→ **Given task**
For the listing below, give the count of lines containing the string "各试管的最终产物是" and nothing else.

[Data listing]
┌────────

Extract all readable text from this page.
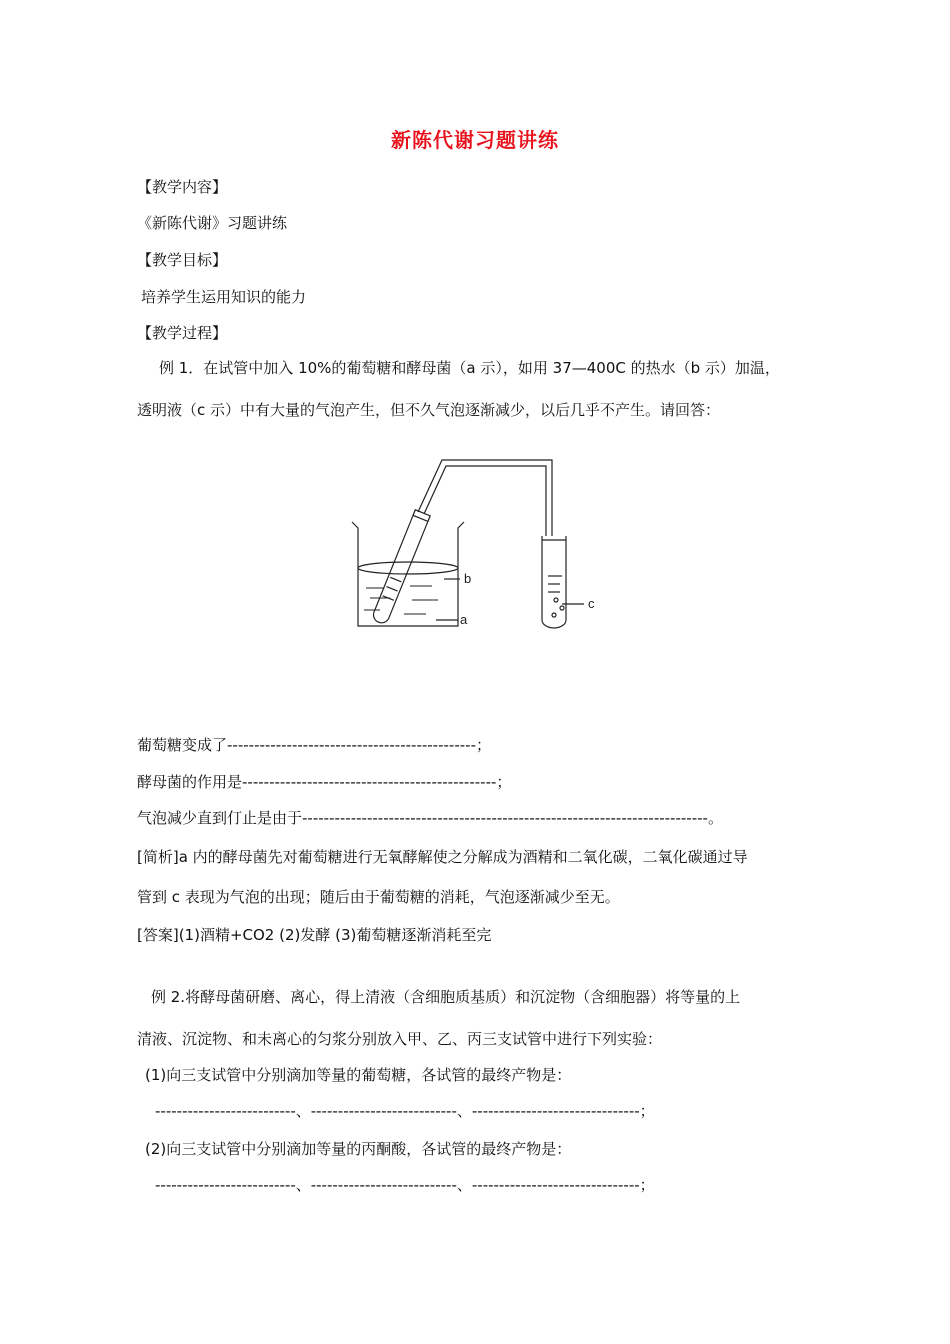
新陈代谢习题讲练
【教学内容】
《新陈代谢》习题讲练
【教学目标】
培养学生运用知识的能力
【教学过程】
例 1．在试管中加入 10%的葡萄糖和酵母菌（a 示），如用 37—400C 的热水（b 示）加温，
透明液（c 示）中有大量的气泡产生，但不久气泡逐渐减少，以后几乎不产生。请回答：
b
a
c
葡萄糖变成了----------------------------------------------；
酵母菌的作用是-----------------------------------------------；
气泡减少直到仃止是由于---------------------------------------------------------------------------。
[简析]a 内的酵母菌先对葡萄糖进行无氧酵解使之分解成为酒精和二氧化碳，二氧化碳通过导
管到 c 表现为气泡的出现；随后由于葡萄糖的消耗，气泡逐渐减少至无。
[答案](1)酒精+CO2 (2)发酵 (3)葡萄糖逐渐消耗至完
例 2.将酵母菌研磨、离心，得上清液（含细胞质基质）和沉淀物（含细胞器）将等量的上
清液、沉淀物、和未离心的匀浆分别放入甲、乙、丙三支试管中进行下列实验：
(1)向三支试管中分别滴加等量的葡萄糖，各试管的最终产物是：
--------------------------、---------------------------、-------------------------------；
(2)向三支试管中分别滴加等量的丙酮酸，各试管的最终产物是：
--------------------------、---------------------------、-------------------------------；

└────────
┌────────

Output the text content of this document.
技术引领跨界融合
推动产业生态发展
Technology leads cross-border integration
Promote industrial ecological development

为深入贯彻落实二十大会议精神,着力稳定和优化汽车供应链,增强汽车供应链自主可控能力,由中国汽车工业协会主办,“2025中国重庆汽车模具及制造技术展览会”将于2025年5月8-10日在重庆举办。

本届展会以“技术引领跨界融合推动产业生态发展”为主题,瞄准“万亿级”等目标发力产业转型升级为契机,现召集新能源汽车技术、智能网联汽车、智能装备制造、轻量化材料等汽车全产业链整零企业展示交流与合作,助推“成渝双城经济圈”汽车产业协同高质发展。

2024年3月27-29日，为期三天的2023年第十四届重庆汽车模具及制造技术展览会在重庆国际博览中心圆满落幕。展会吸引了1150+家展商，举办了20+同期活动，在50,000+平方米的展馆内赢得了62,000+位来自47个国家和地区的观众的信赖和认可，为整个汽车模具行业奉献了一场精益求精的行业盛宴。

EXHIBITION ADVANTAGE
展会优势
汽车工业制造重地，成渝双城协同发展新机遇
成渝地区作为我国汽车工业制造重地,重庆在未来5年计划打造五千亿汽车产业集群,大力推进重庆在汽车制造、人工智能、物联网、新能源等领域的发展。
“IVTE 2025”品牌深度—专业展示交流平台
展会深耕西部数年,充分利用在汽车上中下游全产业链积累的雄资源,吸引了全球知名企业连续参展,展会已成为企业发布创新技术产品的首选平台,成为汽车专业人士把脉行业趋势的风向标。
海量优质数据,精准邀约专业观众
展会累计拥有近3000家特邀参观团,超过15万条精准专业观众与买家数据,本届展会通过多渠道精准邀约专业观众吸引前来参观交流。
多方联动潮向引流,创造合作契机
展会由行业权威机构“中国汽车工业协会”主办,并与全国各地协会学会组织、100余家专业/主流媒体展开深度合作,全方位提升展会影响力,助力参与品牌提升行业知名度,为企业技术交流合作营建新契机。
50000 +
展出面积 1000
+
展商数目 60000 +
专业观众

└────────

→ **Answer to the problem**
2